> **Aim**
Could you print every record below exactly as it appears?

> **Records for processing**
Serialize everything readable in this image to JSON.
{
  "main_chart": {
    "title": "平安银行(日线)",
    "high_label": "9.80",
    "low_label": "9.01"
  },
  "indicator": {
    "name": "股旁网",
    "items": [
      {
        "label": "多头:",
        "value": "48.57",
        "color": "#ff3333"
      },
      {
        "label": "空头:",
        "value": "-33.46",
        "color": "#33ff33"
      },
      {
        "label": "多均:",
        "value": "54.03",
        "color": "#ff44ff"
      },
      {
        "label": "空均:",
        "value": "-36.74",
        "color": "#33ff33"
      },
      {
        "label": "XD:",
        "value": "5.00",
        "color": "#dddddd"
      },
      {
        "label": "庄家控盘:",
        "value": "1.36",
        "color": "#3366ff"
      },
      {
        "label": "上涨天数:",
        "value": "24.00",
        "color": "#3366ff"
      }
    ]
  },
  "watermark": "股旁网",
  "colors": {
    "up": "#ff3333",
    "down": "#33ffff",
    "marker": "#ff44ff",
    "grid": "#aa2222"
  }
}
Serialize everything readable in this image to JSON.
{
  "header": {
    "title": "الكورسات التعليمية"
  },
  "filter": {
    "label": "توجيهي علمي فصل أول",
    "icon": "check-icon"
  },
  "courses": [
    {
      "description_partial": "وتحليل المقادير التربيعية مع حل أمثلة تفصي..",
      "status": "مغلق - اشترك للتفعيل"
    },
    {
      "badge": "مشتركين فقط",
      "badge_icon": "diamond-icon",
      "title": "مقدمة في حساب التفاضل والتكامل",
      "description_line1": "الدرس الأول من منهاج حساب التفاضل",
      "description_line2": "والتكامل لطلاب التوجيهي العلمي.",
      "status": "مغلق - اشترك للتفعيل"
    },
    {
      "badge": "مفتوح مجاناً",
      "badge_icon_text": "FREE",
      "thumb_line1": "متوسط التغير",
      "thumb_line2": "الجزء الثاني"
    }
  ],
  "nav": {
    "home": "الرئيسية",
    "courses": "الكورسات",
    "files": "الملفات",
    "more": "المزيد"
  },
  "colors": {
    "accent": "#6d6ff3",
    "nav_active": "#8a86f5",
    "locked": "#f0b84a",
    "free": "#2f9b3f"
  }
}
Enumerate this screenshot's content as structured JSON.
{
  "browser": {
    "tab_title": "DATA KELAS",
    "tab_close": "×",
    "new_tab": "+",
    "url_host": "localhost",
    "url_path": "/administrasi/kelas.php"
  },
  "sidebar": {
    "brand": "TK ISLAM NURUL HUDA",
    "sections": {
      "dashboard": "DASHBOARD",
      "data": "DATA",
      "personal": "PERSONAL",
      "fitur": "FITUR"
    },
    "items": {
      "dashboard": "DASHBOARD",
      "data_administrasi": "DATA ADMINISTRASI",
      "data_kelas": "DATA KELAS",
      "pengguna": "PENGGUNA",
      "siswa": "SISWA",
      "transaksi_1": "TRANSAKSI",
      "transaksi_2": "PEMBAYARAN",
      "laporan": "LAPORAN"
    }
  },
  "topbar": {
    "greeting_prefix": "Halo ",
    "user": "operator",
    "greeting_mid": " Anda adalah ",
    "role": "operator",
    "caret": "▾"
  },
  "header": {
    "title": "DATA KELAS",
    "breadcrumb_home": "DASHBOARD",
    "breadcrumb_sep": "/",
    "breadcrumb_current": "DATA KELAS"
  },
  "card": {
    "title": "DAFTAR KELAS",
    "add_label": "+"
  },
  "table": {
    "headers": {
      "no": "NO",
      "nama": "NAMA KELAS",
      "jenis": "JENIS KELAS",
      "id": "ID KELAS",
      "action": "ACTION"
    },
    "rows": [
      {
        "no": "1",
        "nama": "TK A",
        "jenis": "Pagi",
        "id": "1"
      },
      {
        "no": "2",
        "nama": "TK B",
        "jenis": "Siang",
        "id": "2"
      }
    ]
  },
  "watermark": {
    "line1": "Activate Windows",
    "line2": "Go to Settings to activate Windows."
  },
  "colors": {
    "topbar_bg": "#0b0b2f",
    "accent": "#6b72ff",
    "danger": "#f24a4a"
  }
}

> **Reply**
Serialize everything readable in this image to JSON.
{
  "main_chart": {
    "title": "平安银行(日线)",
    "high_label": "9.80",
    "low_label": "9.01"
  },
  "indicator": {
    "name": "股旁网",
    "items": [
      {
        "label": "多头:",
        "value": "48.57",
        "color": "#ff3333"
      },
      {
        "label": "空头:",
        "value": "-33.46",
        "color": "#33ff33"
      },
      {
        "label": "多均:",
        "value": "54.03",
        "color": "#ff44ff"
      },
      {
        "label": "空均:",
        "value": "-36.74",
        "color": "#33ff33"
      },
      {
        "label": "XD:",
        "value": "5.00",
        "color": "#dddddd"
      },
      {
        "label": "庄家控盘:",
        "value": "1.36",
        "color": "#3366ff"
      },
      {
        "label": "上涨天数:",
        "value": "24.00",
        "color": "#3366ff"
      }
    ]
  },
  "watermark": "股旁网",
  "colors": {
    "up": "#ff3333",
    "down": "#33ffff",
    "marker": "#ff44ff",
    "grid": "#aa2222"
  }
}
Serialize everything readable in this image to JSON.
{
  "header": {
    "title": "الكورسات التعليمية"
  },
  "filter": {
    "label": "توجيهي علمي فصل أول",
    "icon": "check-icon"
  },
  "courses": [
    {
      "description_partial": "وتحليل المقادير التربيعية مع حل أمثلة تفصي..",
      "status": "مغلق - اشترك للتفعيل"
    },
    {
      "badge": "مشتركين فقط",
      "badge_icon": "diamond-icon",
      "title": "مقدمة في حساب التفاضل والتكامل",
      "description_line1": "الدرس الأول من منهاج حساب التفاضل",
      "description_line2": "والتكامل لطلاب التوجيهي العلمي.",
      "status": "مغلق - اشترك للتفعيل"
    },
    {
      "badge": "مفتوح مجاناً",
      "badge_icon_text": "FREE",
      "thumb_line1": "متوسط التغير",
      "thumb_line2": "الجزء الثاني"
    }
  ],
  "nav": {
    "home": "الرئيسية",
    "courses": "الكورسات",
    "files": "الملفات",
    "more": "المزيد"
  },
  "colors": {
    "accent": "#6d6ff3",
    "nav_active": "#8a86f5",
    "locked": "#f0b84a",
    "free": "#2f9b3f"
  }
}
Enumerate this screenshot's content as structured JSON.
{
  "browser": {
    "tab_title": "DATA KELAS",
    "tab_close": "×",
    "new_tab": "+",
    "url_host": "localhost",
    "url_path": "/administrasi/kelas.php"
  },
  "sidebar": {
    "brand": "TK ISLAM NURUL HUDA",
    "sections": {
      "dashboard": "DASHBOARD",
      "data": "DATA",
      "personal": "PERSONAL",
      "fitur": "FITUR"
    },
    "items": {
      "dashboard": "DASHBOARD",
      "data_administrasi": "DATA ADMINISTRASI",
      "data_kelas": "DATA KELAS",
      "pengguna": "PENGGUNA",
      "siswa": "SISWA",
      "transaksi_1": "TRANSAKSI",
      "transaksi_2": "PEMBAYARAN",
      "laporan": "LAPORAN"
    }
  },
  "topbar": {
    "greeting_prefix": "Halo ",
    "user": "operator",
    "greeting_mid": " Anda adalah ",
    "role": "operator",
    "caret": "▾"
  },
  "header": {
    "title": "DATA KELAS",
    "breadcrumb_home": "DASHBOARD",
    "breadcrumb_sep": "/",
    "breadcrumb_current": "DATA KELAS"
  },
  "card": {
    "title": "DAFTAR KELAS",
    "add_label": "+"
  },
  "table": {
    "headers": {
      "no": "NO",
      "nama": "NAMA KELAS",
      "jenis": "JENIS KELAS",
      "id": "ID KELAS",
      "action": "ACTION"
    },
    "rows": [
      {
        "no": "1",
        "nama": "TK A",
        "jenis": "Pagi",
        "id": "1"
      },
      {
        "no": "2",
        "nama": "TK B",
        "jenis": "Siang",
        "id": "2"
      }
    ]
  },
  "watermark": {
    "line1": "Activate Windows",
    "line2": "Go to Settings to activate Windows."
  },
  "colors": {
    "topbar_bg": "#0b0b2f",
    "accent": "#6b72ff",
    "danger": "#f24a4a"
  }
}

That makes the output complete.